§ Supplied data
========
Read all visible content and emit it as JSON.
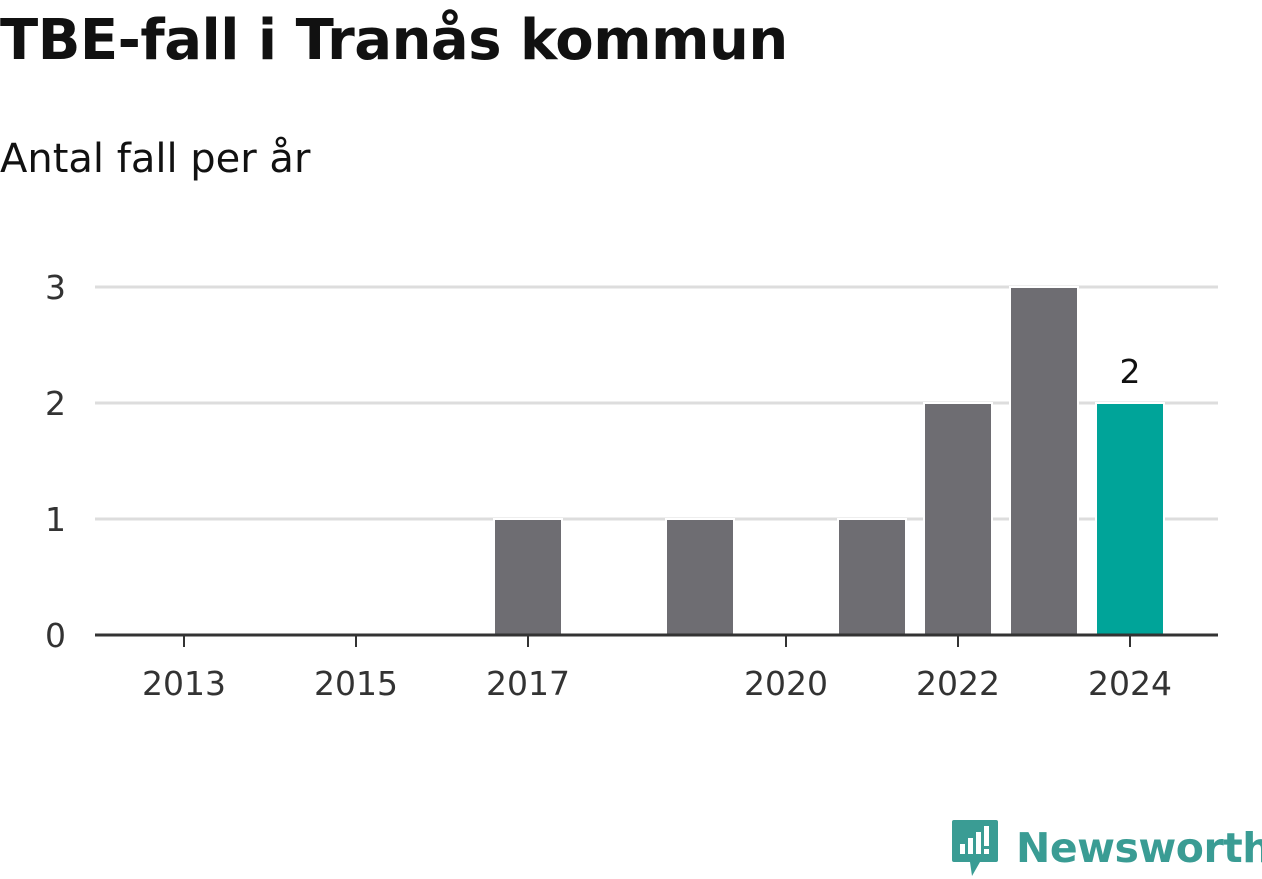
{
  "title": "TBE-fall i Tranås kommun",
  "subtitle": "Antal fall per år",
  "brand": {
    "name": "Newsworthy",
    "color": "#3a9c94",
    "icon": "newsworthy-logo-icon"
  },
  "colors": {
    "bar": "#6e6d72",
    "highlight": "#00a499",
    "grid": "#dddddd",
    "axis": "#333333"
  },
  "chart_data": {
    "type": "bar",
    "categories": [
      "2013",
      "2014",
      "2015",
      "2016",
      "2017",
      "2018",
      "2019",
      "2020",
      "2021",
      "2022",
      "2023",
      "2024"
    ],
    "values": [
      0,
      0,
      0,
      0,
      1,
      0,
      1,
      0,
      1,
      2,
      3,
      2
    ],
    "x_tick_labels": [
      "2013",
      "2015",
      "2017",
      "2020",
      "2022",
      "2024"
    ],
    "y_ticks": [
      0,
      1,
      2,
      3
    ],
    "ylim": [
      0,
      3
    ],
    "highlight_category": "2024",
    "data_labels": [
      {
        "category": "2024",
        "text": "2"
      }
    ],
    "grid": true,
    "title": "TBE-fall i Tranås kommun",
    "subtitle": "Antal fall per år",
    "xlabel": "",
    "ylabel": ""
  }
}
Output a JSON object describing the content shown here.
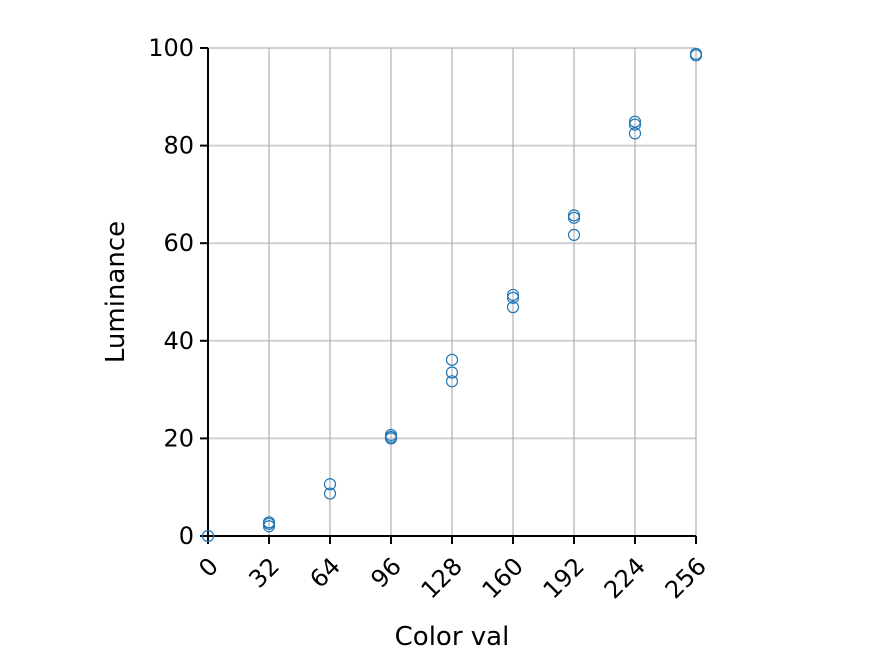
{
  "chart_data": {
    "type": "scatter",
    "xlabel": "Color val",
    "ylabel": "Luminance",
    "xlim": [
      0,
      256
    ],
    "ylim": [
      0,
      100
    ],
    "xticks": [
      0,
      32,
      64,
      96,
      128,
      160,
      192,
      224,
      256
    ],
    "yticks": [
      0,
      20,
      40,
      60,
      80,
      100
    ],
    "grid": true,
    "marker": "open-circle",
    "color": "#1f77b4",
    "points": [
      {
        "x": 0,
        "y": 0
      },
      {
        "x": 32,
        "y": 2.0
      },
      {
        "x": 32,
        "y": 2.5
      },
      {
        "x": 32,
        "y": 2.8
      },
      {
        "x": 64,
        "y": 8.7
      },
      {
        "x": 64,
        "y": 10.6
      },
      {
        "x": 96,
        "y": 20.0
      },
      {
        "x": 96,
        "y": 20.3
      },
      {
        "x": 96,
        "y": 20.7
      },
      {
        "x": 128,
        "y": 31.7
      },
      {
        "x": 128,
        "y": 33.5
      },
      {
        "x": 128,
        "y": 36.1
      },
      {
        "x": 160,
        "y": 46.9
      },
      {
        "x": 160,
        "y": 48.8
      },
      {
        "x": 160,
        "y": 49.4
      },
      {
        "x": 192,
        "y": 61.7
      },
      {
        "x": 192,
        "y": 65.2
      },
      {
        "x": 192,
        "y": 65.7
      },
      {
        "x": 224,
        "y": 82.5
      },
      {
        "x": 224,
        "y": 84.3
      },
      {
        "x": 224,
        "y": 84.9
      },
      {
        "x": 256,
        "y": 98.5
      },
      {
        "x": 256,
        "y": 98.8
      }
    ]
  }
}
========
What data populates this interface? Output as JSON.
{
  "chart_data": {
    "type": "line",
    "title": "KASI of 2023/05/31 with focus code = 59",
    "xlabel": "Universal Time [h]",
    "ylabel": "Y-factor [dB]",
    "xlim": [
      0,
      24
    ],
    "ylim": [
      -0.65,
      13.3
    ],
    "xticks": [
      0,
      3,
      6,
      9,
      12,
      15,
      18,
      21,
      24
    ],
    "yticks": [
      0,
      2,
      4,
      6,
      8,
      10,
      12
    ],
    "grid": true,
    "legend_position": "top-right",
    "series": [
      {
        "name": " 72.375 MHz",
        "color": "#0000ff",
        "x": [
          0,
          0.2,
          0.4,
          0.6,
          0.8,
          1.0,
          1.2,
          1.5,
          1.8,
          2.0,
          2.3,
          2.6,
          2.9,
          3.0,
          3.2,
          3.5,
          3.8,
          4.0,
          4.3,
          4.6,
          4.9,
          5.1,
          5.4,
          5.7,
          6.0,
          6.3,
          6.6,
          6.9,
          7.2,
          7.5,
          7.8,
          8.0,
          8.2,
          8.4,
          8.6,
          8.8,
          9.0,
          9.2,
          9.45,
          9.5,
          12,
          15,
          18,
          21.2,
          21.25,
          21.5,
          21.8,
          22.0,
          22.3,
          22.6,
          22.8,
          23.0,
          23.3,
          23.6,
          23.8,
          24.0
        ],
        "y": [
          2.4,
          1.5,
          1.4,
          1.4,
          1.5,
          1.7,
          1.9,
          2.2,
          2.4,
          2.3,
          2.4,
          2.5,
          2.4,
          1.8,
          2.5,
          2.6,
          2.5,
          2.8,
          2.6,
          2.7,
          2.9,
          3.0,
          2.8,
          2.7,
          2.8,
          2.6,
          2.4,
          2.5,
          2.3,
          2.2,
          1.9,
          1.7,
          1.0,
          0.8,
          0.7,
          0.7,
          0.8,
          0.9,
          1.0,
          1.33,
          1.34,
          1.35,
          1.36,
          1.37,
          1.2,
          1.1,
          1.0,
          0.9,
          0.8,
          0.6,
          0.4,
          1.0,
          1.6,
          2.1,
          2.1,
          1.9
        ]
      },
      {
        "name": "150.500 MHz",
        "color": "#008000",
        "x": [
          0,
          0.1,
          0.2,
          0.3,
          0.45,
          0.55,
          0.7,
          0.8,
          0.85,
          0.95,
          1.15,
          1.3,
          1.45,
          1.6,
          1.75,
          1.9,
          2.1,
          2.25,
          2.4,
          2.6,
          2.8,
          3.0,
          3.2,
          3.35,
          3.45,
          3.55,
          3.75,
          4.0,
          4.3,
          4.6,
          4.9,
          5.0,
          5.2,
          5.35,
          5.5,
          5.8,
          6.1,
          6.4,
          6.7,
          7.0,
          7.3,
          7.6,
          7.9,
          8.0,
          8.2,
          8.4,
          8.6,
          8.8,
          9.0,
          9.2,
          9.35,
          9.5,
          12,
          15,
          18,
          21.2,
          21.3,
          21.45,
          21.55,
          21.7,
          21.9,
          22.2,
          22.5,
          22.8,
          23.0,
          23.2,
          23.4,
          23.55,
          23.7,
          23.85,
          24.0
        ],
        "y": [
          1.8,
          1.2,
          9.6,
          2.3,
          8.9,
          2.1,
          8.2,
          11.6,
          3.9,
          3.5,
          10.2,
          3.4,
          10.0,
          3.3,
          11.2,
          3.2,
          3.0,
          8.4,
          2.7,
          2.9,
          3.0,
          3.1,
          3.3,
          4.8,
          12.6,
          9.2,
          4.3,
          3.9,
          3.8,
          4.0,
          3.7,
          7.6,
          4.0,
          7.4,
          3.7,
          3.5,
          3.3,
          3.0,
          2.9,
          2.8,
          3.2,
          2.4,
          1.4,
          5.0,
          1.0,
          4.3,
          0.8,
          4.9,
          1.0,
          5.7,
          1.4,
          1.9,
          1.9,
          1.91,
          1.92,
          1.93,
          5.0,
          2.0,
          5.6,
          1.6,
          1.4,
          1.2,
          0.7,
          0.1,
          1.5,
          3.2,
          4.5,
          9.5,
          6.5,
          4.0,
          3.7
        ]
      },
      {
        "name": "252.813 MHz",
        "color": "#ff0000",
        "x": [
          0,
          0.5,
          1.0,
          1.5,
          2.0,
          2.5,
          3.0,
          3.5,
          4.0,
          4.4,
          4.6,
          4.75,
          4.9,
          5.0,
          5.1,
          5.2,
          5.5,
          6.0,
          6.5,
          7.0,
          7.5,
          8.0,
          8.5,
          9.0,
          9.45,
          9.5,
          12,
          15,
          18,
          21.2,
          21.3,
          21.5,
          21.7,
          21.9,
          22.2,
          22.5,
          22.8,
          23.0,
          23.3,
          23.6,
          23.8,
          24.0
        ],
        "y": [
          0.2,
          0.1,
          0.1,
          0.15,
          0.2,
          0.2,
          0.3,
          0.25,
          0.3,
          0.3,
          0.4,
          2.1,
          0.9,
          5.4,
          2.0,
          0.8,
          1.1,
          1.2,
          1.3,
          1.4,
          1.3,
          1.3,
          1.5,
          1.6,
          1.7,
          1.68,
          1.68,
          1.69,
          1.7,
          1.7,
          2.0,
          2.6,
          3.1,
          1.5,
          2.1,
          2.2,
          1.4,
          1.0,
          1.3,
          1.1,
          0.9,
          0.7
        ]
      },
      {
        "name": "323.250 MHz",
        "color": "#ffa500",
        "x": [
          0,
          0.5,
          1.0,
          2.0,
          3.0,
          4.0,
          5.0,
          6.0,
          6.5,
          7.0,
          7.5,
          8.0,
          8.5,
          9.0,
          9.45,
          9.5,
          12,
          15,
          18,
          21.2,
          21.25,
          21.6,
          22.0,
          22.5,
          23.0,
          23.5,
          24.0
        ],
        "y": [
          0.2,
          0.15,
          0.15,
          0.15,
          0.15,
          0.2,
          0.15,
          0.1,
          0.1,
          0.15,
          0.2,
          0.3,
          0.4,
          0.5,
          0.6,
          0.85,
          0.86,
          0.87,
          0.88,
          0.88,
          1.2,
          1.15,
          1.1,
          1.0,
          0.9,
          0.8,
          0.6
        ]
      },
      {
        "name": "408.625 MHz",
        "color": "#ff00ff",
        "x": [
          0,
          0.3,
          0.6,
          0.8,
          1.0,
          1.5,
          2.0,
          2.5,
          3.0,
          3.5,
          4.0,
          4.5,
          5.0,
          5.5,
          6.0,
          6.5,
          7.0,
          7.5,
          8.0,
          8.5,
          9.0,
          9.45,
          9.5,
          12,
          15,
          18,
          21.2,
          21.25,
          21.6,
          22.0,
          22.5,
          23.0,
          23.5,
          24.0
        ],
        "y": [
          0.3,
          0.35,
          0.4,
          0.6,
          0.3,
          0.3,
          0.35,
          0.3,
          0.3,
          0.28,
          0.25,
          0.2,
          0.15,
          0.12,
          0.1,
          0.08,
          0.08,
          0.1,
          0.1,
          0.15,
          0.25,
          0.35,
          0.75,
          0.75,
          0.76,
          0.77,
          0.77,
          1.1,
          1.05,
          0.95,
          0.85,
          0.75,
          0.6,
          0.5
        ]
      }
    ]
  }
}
========
Copy in full each line that holds the word "xlabel".

    "xlabel": "",
    "xlabel": "Color val",
    "xlabel": "Universal Time [h]",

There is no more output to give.